EXERCISE DIRECTIONS → Please report every line from the material that contains the word "content".

PROVIDED INFORMATION →

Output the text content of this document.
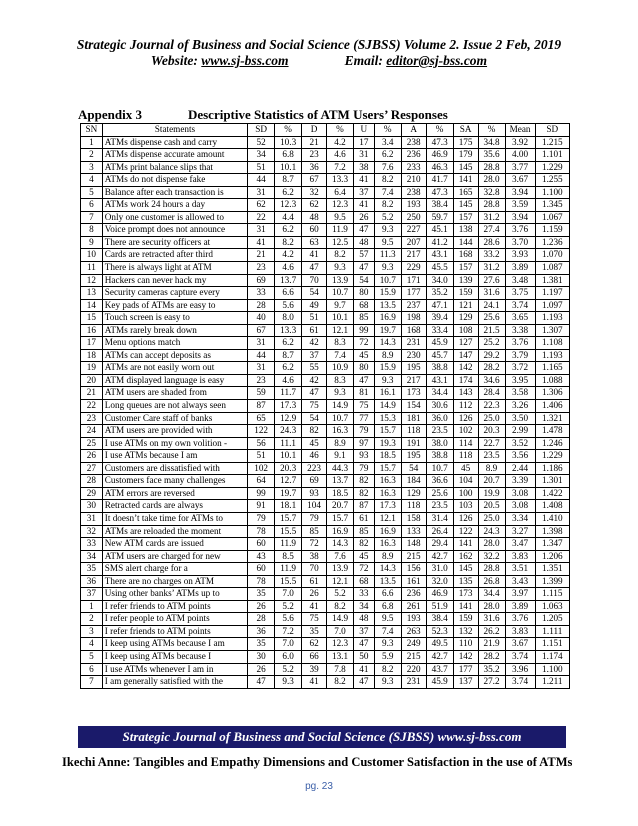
Strategic Journal of Business and Social Science (SJBSS) Volume 2. Issue 2 Feb, 2019
Website: www.sj-bss.com	Email: editor@sj-bss.com
Appendix 3	Descriptive Statistics of ATM Users’ Responses
SN	Statements	SD	%	D	%	U	%	A	%	SA	%	Mean	SD
1	ATMs dispense cash and carry	52	10.3	21	4.2	17	3.4	238	47.3	175	34.8	3.92	1.215
2	ATMs dispense accurate amount	34	6.8	23	4.6	31	6.2	236	46.9	179	35.6	4.00	1.101
3	ATMs print balance slips that	51	10.1	36	7.2	38	7.6	233	46.3	145	28.8	3.77	1.229
4	ATMs do not dispense fake	44	8.7	67	13.3	41	8.2	210	41.7	141	28.0	3.67	1.255
5	Balance after each transaction is	31	6.2	32	6.4	37	7.4	238	47.3	165	32.8	3.94	1.100
6	ATMs work 24 hours a day	62	12.3	62	12.3	41	8.2	193	38.4	145	28.8	3.59	1.345
7	Only one customer is allowed to	22	4.4	48	9.5	26	5.2	250	59.7	157	31.2	3.94	1.067
8	Voice prompt does not announce	31	6.2	60	11.9	47	9.3	227	45.1	138	27.4	3.76	1.159
9	There are security officers at	41	8.2	63	12.5	48	9.5	207	41.2	144	28.6	3.70	1.236
10	Cards are retracted after third	21	4.2	41	8.2	57	11.3	217	43.1	168	33.2	3.93	1.070
11	There is always light at ATM	23	4.6	47	9.3	47	9.3	229	45.5	157	31.2	3.89	1.087
12	Hackers can never hack my	69	13.7	70	13.9	54	10.7	171	34.0	139	27.6	3.48	1.381
13	Security cameras capture every	33	6.6	54	10.7	80	15.9	177	35.2	159	31.6	3.75	1.197
14	Key pads of ATMs are easy to	28	5.6	49	9.7	68	13.5	237	47.1	121	24.1	3.74	1.097
15	Touch screen is easy to	40	8.0	51	10.1	85	16.9	198	39.4	129	25.6	3.65	1.193
16	ATMs rarely break down	67	13.3	61	12.1	99	19.7	168	33.4	108	21.5	3.38	1.307
17	Menu options match	31	6.2	42	8.3	72	14.3	231	45.9	127	25.2	3.76	1.108
18	ATMs can accept deposits as	44	8.7	37	7.4	45	8.9	230	45.7	147	29.2	3.79	1.193
19	ATMs are not easily worn out	31	6.2	55	10.9	80	15.9	195	38.8	142	28.2	3.72	1.165
20	ATM displayed language is easy	23	4.6	42	8.3	47	9.3	217	43.1	174	34.6	3.95	1.088
21	ATM users are shaded from	59	11.7	47	9.3	81	16.1	173	34.4	143	28.4	3.58	1.306
22	Long queues are not always seen	87	17.3	75	14.9	75	14.9	154	30.6	112	22.3	3.26	1.406
23	Customer Care staff of banks	65	12.9	54	10.7	77	15.3	181	36.0	126	25.0	3.50	1.321
24	ATM users are provided with	122	24.3	82	16.3	79	15.7	118	23.5	102	20.3	2.99	1.478
25	I use ATMs on my own volition -	56	11.1	45	8.9	97	19.3	191	38.0	114	22.7	3.52	1.246
26	I use ATMs because I am	51	10.1	46	9.1	93	18.5	195	38.8	118	23.5	3.56	1.229
27	Customers are dissatisfied with	102	20.3	223	44.3	79	15.7	54	10.7	45	8.9	2.44	1.186
28	Customers face many challenges	64	12.7	69	13.7	82	16.3	184	36.6	104	20.7	3.39	1.301
29	ATM errors are reversed	99	19.7	93	18.5	82	16.3	129	25.6	100	19.9	3.08	1.422
30	Retracted cards are always	91	18.1	104	20.7	87	17.3	118	23.5	103	20.5	3.08	1.408
31	It doesn’t take time for ATMs to	79	15.7	79	15.7	61	12.1	158	31.4	126	25.0	3.34	1.410
32	ATMs are reloaded the moment	78	15.5	85	16.9	85	16.9	133	26.4	122	24.3	3.27	1.398
33	New ATM cards are issued	60	11.9	72	14.3	82	16.3	148	29.4	141	28.0	3.47	1.347
34	ATM users are charged for new	43	8.5	38	7.6	45	8.9	215	42.7	162	32.2	3.83	1.206
35	SMS alert charge for a	60	11.9	70	13.9	72	14.3	156	31.0	145	28.8	3.51	1.351
36	There are no charges on ATM	78	15.5	61	12.1	68	13.5	161	32.0	135	26.8	3.43	1.399
37	Using other banks’ ATMs up to	35	7.0	26	5.2	33	6.6	236	46.9	173	34.4	3.97	1.115
1	I refer friends to ATM points	26	5.2	41	8.2	34	6.8	261	51.9	141	28.0	3.89	1.063
2	I refer people to ATM points	28	5.6	75	14.9	48	9.5	193	38.4	159	31.6	3.76	1.205
3	I refer friends to ATM points	36	7.2	35	7.0	37	7.4	263	52.3	132	26.2	3.83	1.111
4	I keep using ATMs because I am	35	7.0	62	12.3	47	9.3	249	49.5	110	21.9	3.67	1.151
5	I keep using ATMs because I	30	6.0	66	13.1	50	5.9	215	42.7	142	28.2	3.74	1.174
6	I use ATMs whenever I am in	26	5.2	39	7.8	41	8.2	220	43.7	177	35.2	3.96	1.100
7	I am generally satisfied with the	47	9.3	41	8.2	47	9.3	231	45.9	137	27.2	3.74	1.211
Strategic Journal of Business and Social Science (SJBSS) www.sj-bss.com
Ikechi Anne: Tangibles and Empathy Dimensions and Customer Satisfaction in the use of ATMs
pg. 23
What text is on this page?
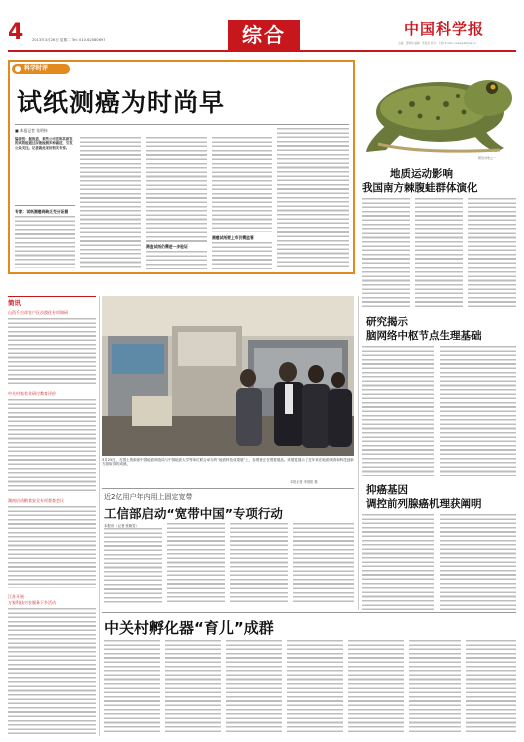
4 2013年3月26日 星期二 Tel: 010-62580697	综合	中国科学报
主编：张明伟 编辑：郑金武 校对：王晓 E-mail: news@stimes.cn
科学时评
试纸测癌为时尚早
■ 本报记者 张明伟
编者按：据报道，某些公司宣称其研发的试纸能通过尿液检测多种癌症，引发公众关注。记者就此采访相关专家。
专家：试纸测癌尚缺乏充分证据
筛查试纸仍需进一步验证
测癌试纸要上市仍需监管
研究对象之一
地质运动影响
我国南方棘腹蛙群体演化
研究揭示
脑网络中枢节点生理基础
抑癌基因
调控前列腺癌机理获阐明
简讯
山西千吉祥农户区沙漠化专项调研
中关村家有业研讨教育评价
湖南启动粮食安全专项督查会议
江苏开展
万家科技兴农服务下乡活动
3月25日，在国土资源部中国地质调查局与中国地质大学等单位联合举办的“地质科技成果展”上，参观者正在观看展品。该展览展示了近年来在地质调查和科技创新方面取得的成就。
本报记者 李晨阳 摄
近2亿用户年内用上固定宽带
工信部启动“宽带中国”专项行动
本报讯（记者 张晓雪）
中关村孵化器“育儿”成群
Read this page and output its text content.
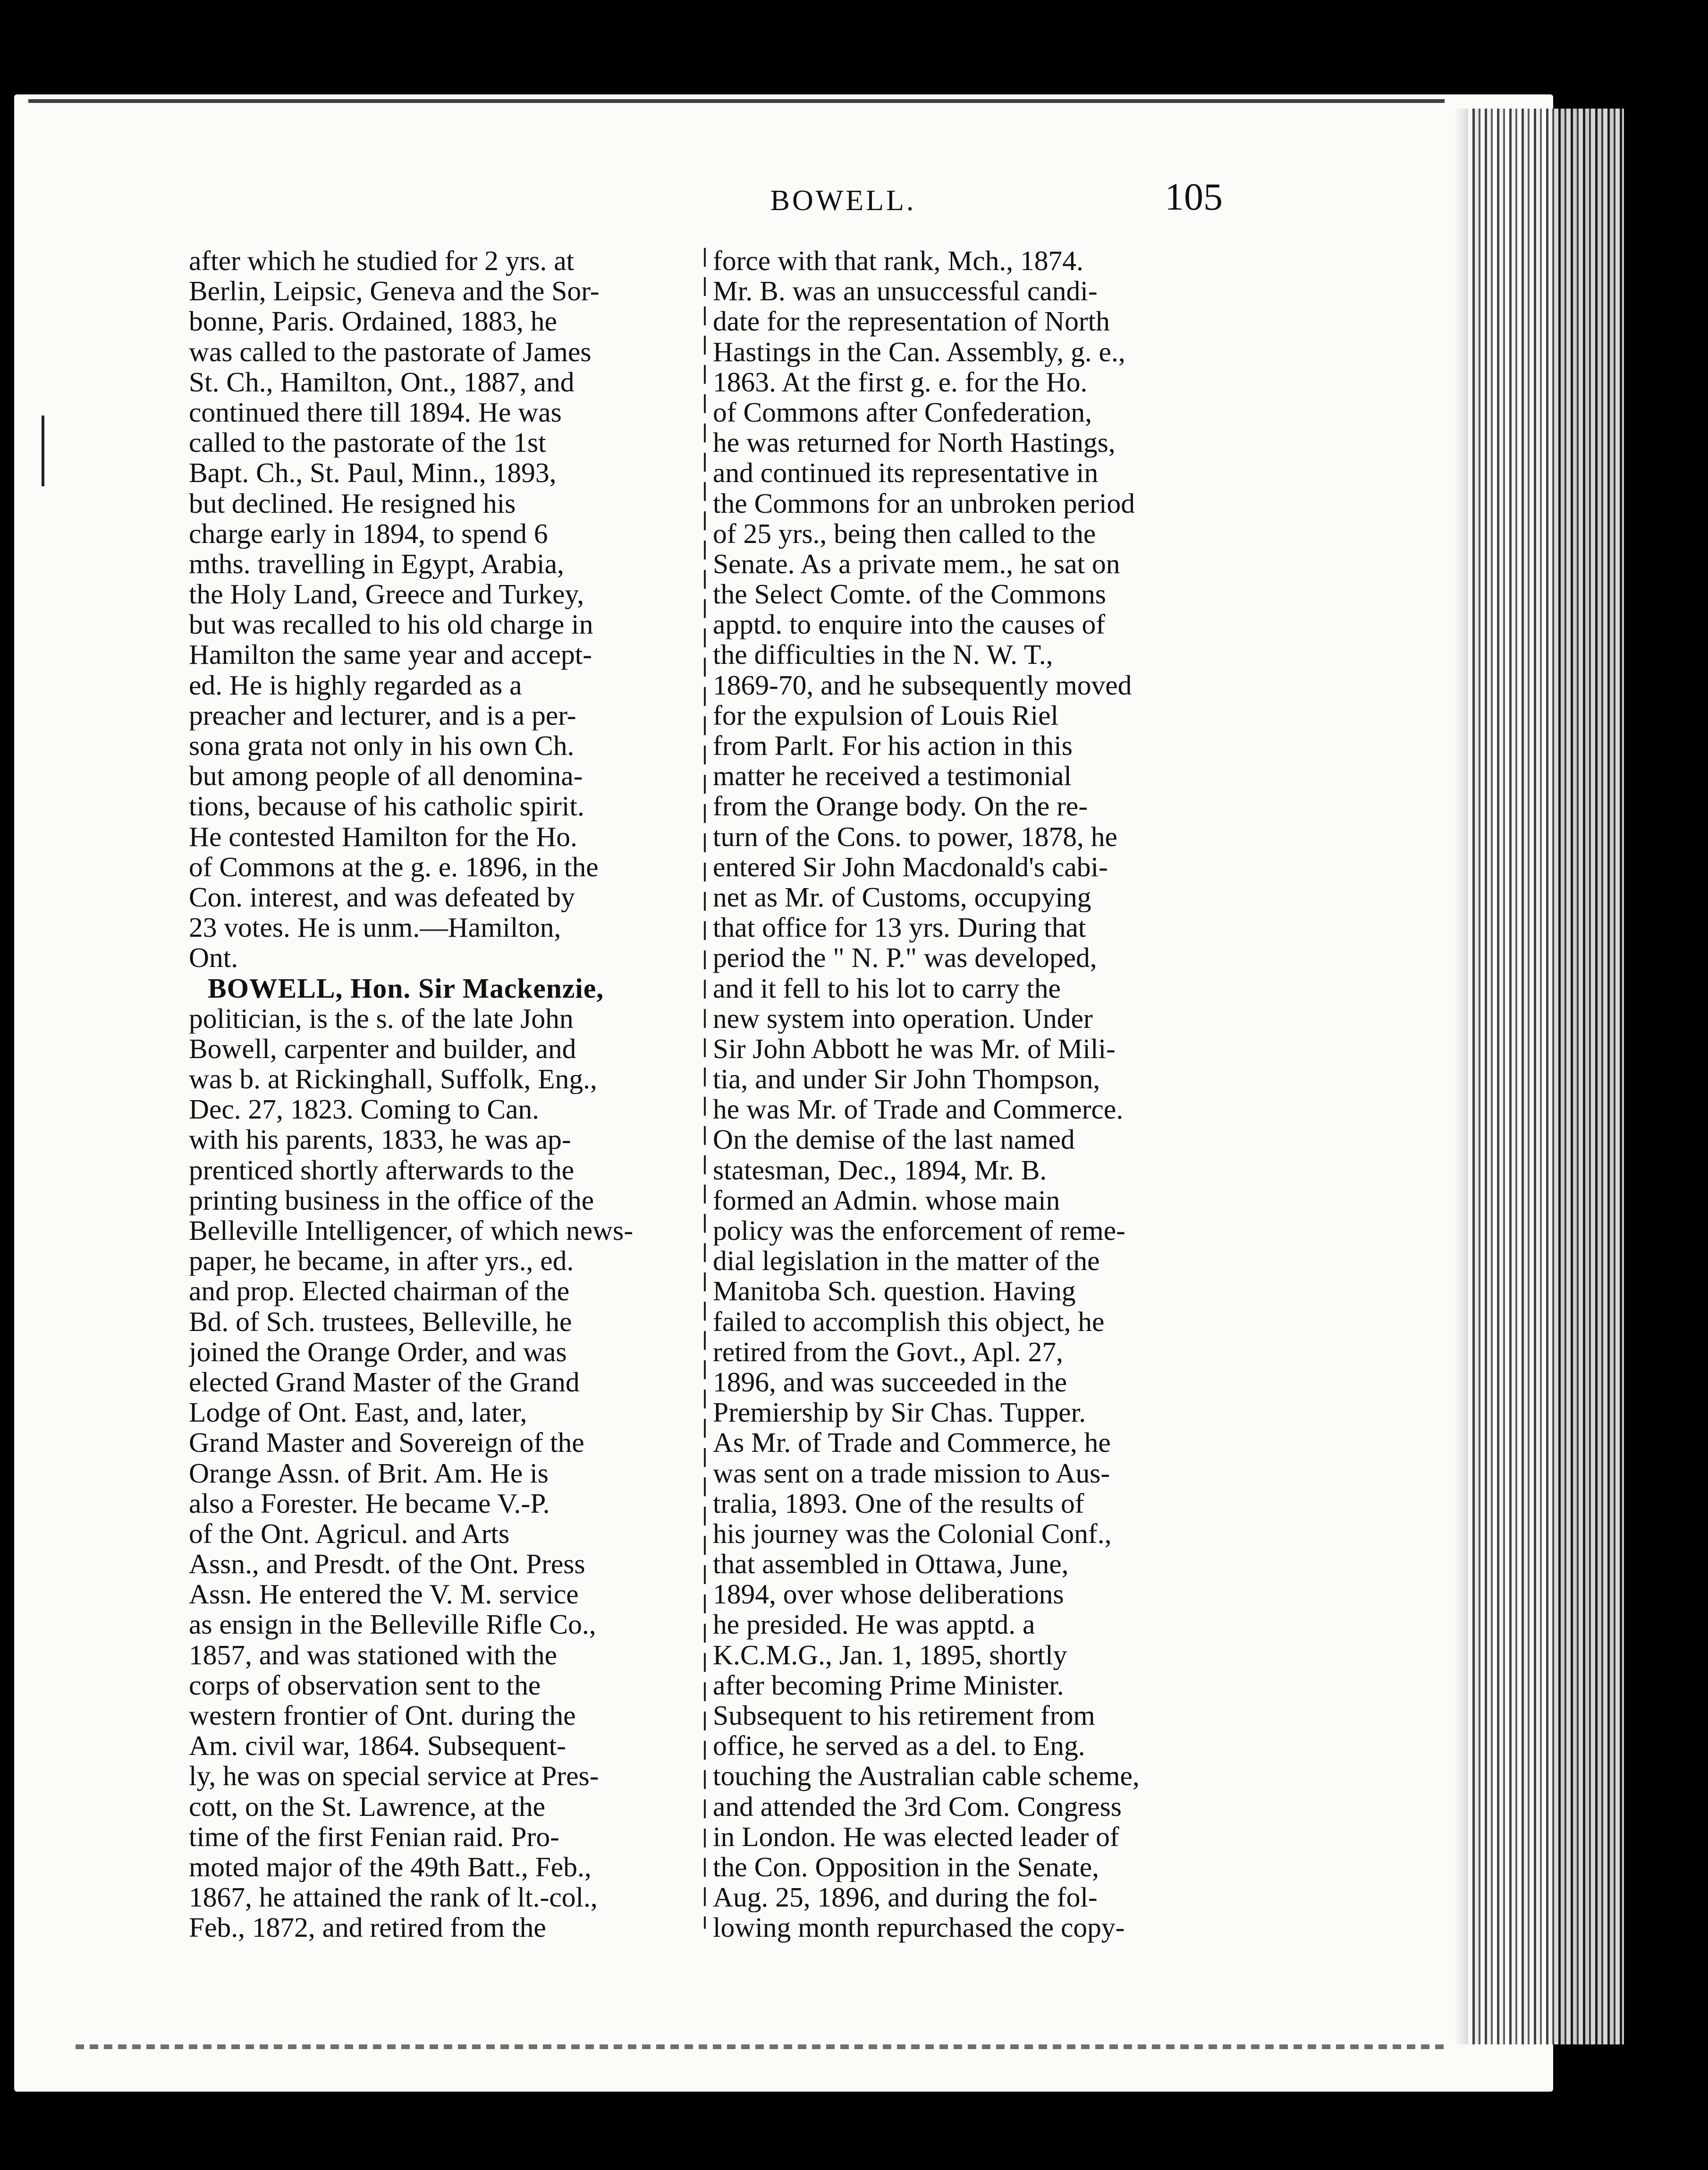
BOWELL.	105
after which he studied for 2 yrs. at
Berlin, Leipsic, Geneva and the Sor-
bonne, Paris. Ordained, 1883, he
was called to the pastorate of James
St. Ch., Hamilton, Ont., 1887, and
continued there till 1894. He was
called to the pastorate of the 1st
Bapt. Ch., St. Paul, Minn., 1893,
but declined. He resigned his
charge early in 1894, to spend 6
mths. travelling in Egypt, Arabia,
the Holy Land, Greece and Turkey,
but was recalled to his old charge in
Hamilton the same year and accept-
ed. He is highly regarded as a
preacher and lecturer, and is a per-
sona grata not only in his own Ch.
but among people of all denomina-
tions, because of his catholic spirit.
He contested Hamilton for the Ho.
of Commons at the g. e. 1896, in the
Con. interest, and was defeated by
23 votes. He is unm.—Hamilton,
Ont.
BOWELL, Hon. Sir Mackenzie,
politician, is the s. of the late John
Bowell, carpenter and builder, and
was b. at Rickinghall, Suffolk, Eng.,
Dec. 27, 1823. Coming to Can.
with his parents, 1833, he was ap-
prenticed shortly afterwards to the
printing business in the office of the
Belleville Intelligencer, of which news-
paper, he became, in after yrs., ed.
and prop. Elected chairman of the
Bd. of Sch. trustees, Belleville, he
joined the Orange Order, and was
elected Grand Master of the Grand
Lodge of Ont. East, and, later,
Grand Master and Sovereign of the
Orange Assn. of Brit. Am. He is
also a Forester. He became V.-P.
of the Ont. Agricul. and Arts
Assn., and Presdt. of the Ont. Press
Assn. He entered the V. M. service
as ensign in the Belleville Rifle Co.,
1857, and was stationed with the
corps of observation sent to the
western frontier of Ont. during the
Am. civil war, 1864. Subsequent-
ly, he was on special service at Pres-
cott, on the St. Lawrence, at the
time of the first Fenian raid. Pro-
moted major of the 49th Batt., Feb.,
1867, he attained the rank of lt.-col.,
Feb., 1872, and retired from the
force with that rank, Mch., 1874.
Mr. B. was an unsuccessful candi-
date for the representation of North
Hastings in the Can. Assembly, g. e.,
1863. At the first g. e. for the Ho.
of Commons after Confederation,
he was returned for North Hastings,
and continued its representative in
the Commons for an unbroken period
of 25 yrs., being then called to the
Senate. As a private mem., he sat on
the Select Comte. of the Commons
apptd. to enquire into the causes of
the difficulties in the N. W. T.,
1869-70, and he subsequently moved
for the expulsion of Louis Riel
from Parlt. For his action in this
matter he received a testimonial
from the Orange body. On the re-
turn of the Cons. to power, 1878, he
entered Sir John Macdonald's cabi-
net as Mr. of Customs, occupying
that office for 13 yrs. During that
period the " N. P." was developed,
and it fell to his lot to carry the
new system into operation. Under
Sir John Abbott he was Mr. of Mili-
tia, and under Sir John Thompson,
he was Mr. of Trade and Commerce.
On the demise of the last named
statesman, Dec., 1894, Mr. B.
formed an Admin. whose main
policy was the enforcement of reme-
dial legislation in the matter of the
Manitoba Sch. question. Having
failed to accomplish this object, he
retired from the Govt., Apl. 27,
1896, and was succeeded in the
Premiership by Sir Chas. Tupper.
As Mr. of Trade and Commerce, he
was sent on a trade mission to Aus-
tralia, 1893. One of the results of
his journey was the Colonial Conf.,
that assembled in Ottawa, June,
1894, over whose deliberations
he presided. He was apptd. a
K.C.M.G., Jan. 1, 1895, shortly
after becoming Prime Minister.
Subsequent to his retirement from
office, he served as a del. to Eng.
touching the Australian cable scheme,
and attended the 3rd Com. Congress
in London. He was elected leader of
the Con. Opposition in the Senate,
Aug. 25, 1896, and during the fol-
lowing month repurchased the copy-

ANSWER TO THIS PROBLEM →
Output the text content of this document.
Read this page and output its text content.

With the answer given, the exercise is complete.